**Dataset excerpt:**
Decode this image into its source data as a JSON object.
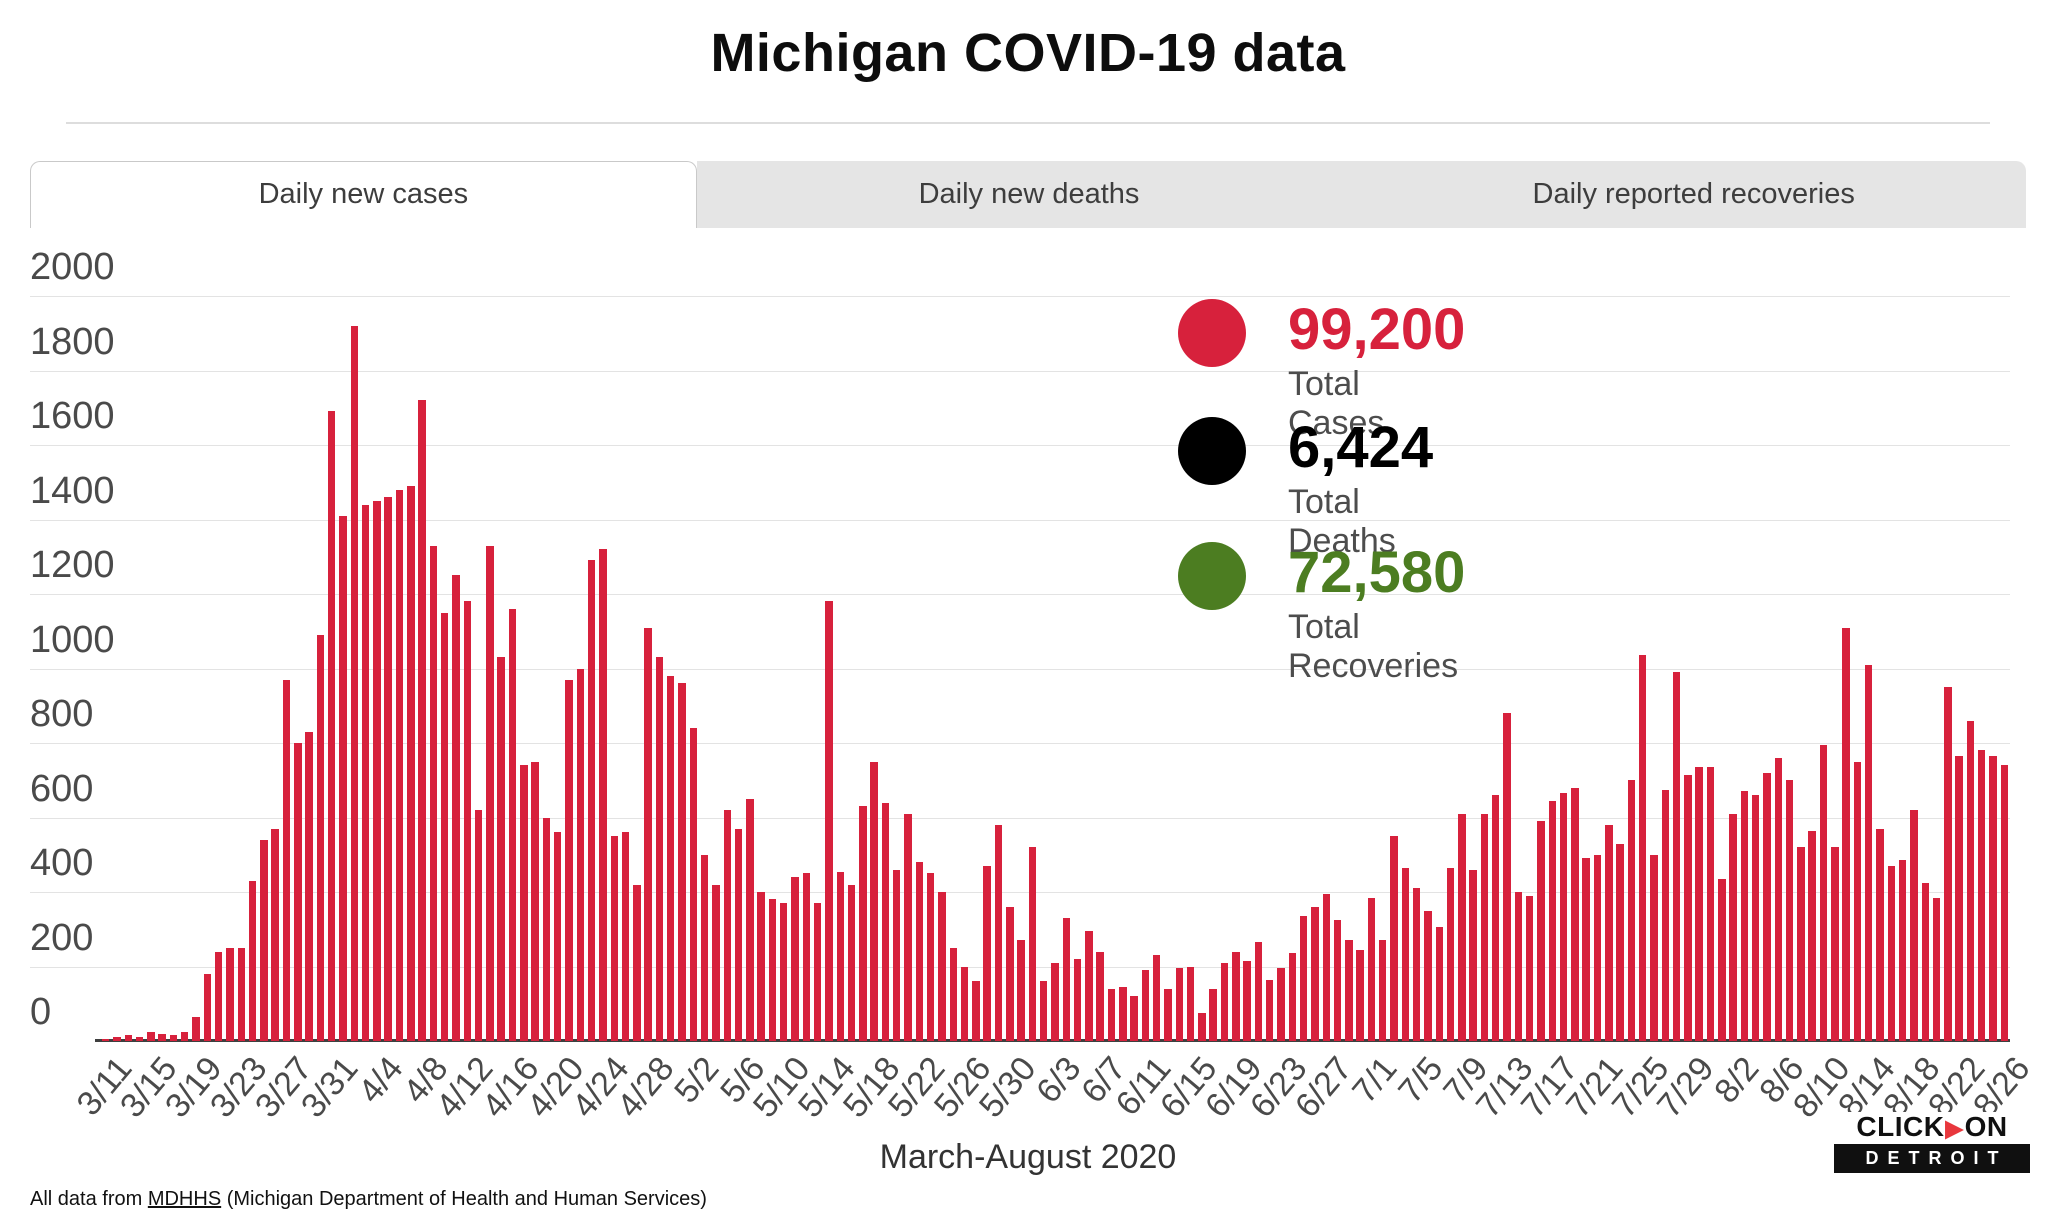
{
  "page": {
    "title": "Michigan COVID-19 data"
  },
  "tabs": [
    {
      "label": "Daily new cases",
      "active": true
    },
    {
      "label": "Daily new deaths",
      "active": false
    },
    {
      "label": "Daily reported recoveries",
      "active": false
    }
  ],
  "legend": [
    {
      "value": "99,200",
      "label": "Total Cases",
      "color": "#d7213c"
    },
    {
      "value": "6,424",
      "label": "Total Deaths",
      "color": "#000000"
    },
    {
      "value": "72,580",
      "label": "Total Recoveries",
      "color": "#4c7d21"
    }
  ],
  "chart_data": {
    "type": "bar",
    "title": "Daily new cases",
    "xlabel": "March-August 2020",
    "ylabel": "",
    "ylim": [
      0,
      2000
    ],
    "y_ticks": [
      0,
      200,
      400,
      600,
      800,
      1000,
      1200,
      1400,
      1600,
      1800,
      2000
    ],
    "grid": true,
    "bar_color": "#d7213c",
    "tick_every": 4,
    "x_tick_labels": [
      "3/11",
      "3/15",
      "3/19",
      "3/23",
      "3/27",
      "3/31",
      "4/4",
      "4/8",
      "4/12",
      "4/16",
      "4/20",
      "4/24",
      "4/28",
      "5/2",
      "5/6",
      "5/10",
      "5/14",
      "5/18",
      "5/22",
      "5/26",
      "5/30",
      "6/3",
      "6/7",
      "6/11",
      "6/15",
      "6/19",
      "6/23",
      "6/27",
      "7/1",
      "7/5",
      "7/9",
      "7/13",
      "7/17",
      "7/21",
      "7/25",
      "7/29",
      "8/2",
      "8/6",
      "8/10",
      "8/14",
      "8/18",
      "8/22",
      "8/26"
    ],
    "values": [
      5,
      10,
      15,
      10,
      25,
      20,
      15,
      25,
      65,
      180,
      240,
      250,
      250,
      430,
      540,
      570,
      970,
      800,
      830,
      1090,
      1690,
      1410,
      1920,
      1440,
      1450,
      1460,
      1480,
      1490,
      1720,
      1330,
      1150,
      1250,
      1180,
      620,
      1330,
      1030,
      1160,
      740,
      750,
      600,
      560,
      970,
      1000,
      1290,
      1320,
      550,
      560,
      420,
      1110,
      1030,
      980,
      960,
      840,
      500,
      420,
      620,
      570,
      650,
      400,
      380,
      370,
      440,
      450,
      370,
      1180,
      455,
      420,
      630,
      750,
      640,
      460,
      610,
      480,
      450,
      400,
      250,
      200,
      160,
      470,
      580,
      360,
      270,
      520,
      160,
      210,
      330,
      220,
      295,
      240,
      140,
      145,
      120,
      190,
      230,
      140,
      195,
      200,
      75,
      140,
      210,
      240,
      215,
      265,
      165,
      195,
      235,
      335,
      360,
      395,
      325,
      270,
      245,
      385,
      270,
      550,
      465,
      410,
      350,
      305,
      465,
      610,
      460,
      610,
      660,
      880,
      400,
      390,
      590,
      645,
      665,
      680,
      490,
      500,
      580,
      530,
      700,
      1035,
      500,
      675,
      990,
      715,
      735,
      735,
      435,
      610,
      670,
      660,
      720,
      760,
      700,
      520,
      565,
      795,
      520,
      1110,
      750,
      1010,
      570,
      470,
      485,
      620,
      425,
      385,
      950,
      765,
      860,
      780,
      765,
      740
    ]
  },
  "footer": {
    "prefix": "All data from ",
    "link_text": "MDHHS",
    "suffix": " (Michigan Department of Health and Human Services)"
  },
  "logo": {
    "top_left": "CLICK",
    "top_right": "ON",
    "bottom": "DETROIT"
  },
  "colors": {
    "bar": "#d7213c",
    "grid": "#e3e3e3",
    "axis": "#3f3f3f",
    "tick_text": "#4a4a4a",
    "tab_bg": "#e5e5e5"
  }
}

**Directive:**
Repeat the listing in full and exactly. Leave any pictures out.

**Solution for this exercise:**
Decode this image into its source data as a JSON object.
{
  "page": {
    "title": "Michigan COVID-19 data"
  },
  "tabs": [
    {
      "label": "Daily new cases",
      "active": true
    },
    {
      "label": "Daily new deaths",
      "active": false
    },
    {
      "label": "Daily reported recoveries",
      "active": false
    }
  ],
  "legend": [
    {
      "value": "99,200",
      "label": "Total Cases",
      "color": "#d7213c"
    },
    {
      "value": "6,424",
      "label": "Total Deaths",
      "color": "#000000"
    },
    {
      "value": "72,580",
      "label": "Total Recoveries",
      "color": "#4c7d21"
    }
  ],
  "chart_data": {
    "type": "bar",
    "title": "Daily new cases",
    "xlabel": "March-August 2020",
    "ylabel": "",
    "ylim": [
      0,
      2000
    ],
    "y_ticks": [
      0,
      200,
      400,
      600,
      800,
      1000,
      1200,
      1400,
      1600,
      1800,
      2000
    ],
    "grid": true,
    "bar_color": "#d7213c",
    "tick_every": 4,
    "x_tick_labels": [
      "3/11",
      "3/15",
      "3/19",
      "3/23",
      "3/27",
      "3/31",
      "4/4",
      "4/8",
      "4/12",
      "4/16",
      "4/20",
      "4/24",
      "4/28",
      "5/2",
      "5/6",
      "5/10",
      "5/14",
      "5/18",
      "5/22",
      "5/26",
      "5/30",
      "6/3",
      "6/7",
      "6/11",
      "6/15",
      "6/19",
      "6/23",
      "6/27",
      "7/1",
      "7/5",
      "7/9",
      "7/13",
      "7/17",
      "7/21",
      "7/25",
      "7/29",
      "8/2",
      "8/6",
      "8/10",
      "8/14",
      "8/18",
      "8/22",
      "8/26"
    ],
    "values": [
      5,
      10,
      15,
      10,
      25,
      20,
      15,
      25,
      65,
      180,
      240,
      250,
      250,
      430,
      540,
      570,
      970,
      800,
      830,
      1090,
      1690,
      1410,
      1920,
      1440,
      1450,
      1460,
      1480,
      1490,
      1720,
      1330,
      1150,
      1250,
      1180,
      620,
      1330,
      1030,
      1160,
      740,
      750,
      600,
      560,
      970,
      1000,
      1290,
      1320,
      550,
      560,
      420,
      1110,
      1030,
      980,
      960,
      840,
      500,
      420,
      620,
      570,
      650,
      400,
      380,
      370,
      440,
      450,
      370,
      1180,
      455,
      420,
      630,
      750,
      640,
      460,
      610,
      480,
      450,
      400,
      250,
      200,
      160,
      470,
      580,
      360,
      270,
      520,
      160,
      210,
      330,
      220,
      295,
      240,
      140,
      145,
      120,
      190,
      230,
      140,
      195,
      200,
      75,
      140,
      210,
      240,
      215,
      265,
      165,
      195,
      235,
      335,
      360,
      395,
      325,
      270,
      245,
      385,
      270,
      550,
      465,
      410,
      350,
      305,
      465,
      610,
      460,
      610,
      660,
      880,
      400,
      390,
      590,
      645,
      665,
      680,
      490,
      500,
      580,
      530,
      700,
      1035,
      500,
      675,
      990,
      715,
      735,
      735,
      435,
      610,
      670,
      660,
      720,
      760,
      700,
      520,
      565,
      795,
      520,
      1110,
      750,
      1010,
      570,
      470,
      485,
      620,
      425,
      385,
      950,
      765,
      860,
      780,
      765,
      740
    ]
  },
  "footer": {
    "prefix": "All data from ",
    "link_text": "MDHHS",
    "suffix": " (Michigan Department of Health and Human Services)"
  },
  "logo": {
    "top_left": "CLICK",
    "top_right": "ON",
    "bottom": "DETROIT"
  },
  "colors": {
    "bar": "#d7213c",
    "grid": "#e3e3e3",
    "axis": "#3f3f3f",
    "tick_text": "#4a4a4a",
    "tab_bg": "#e5e5e5"
  }
}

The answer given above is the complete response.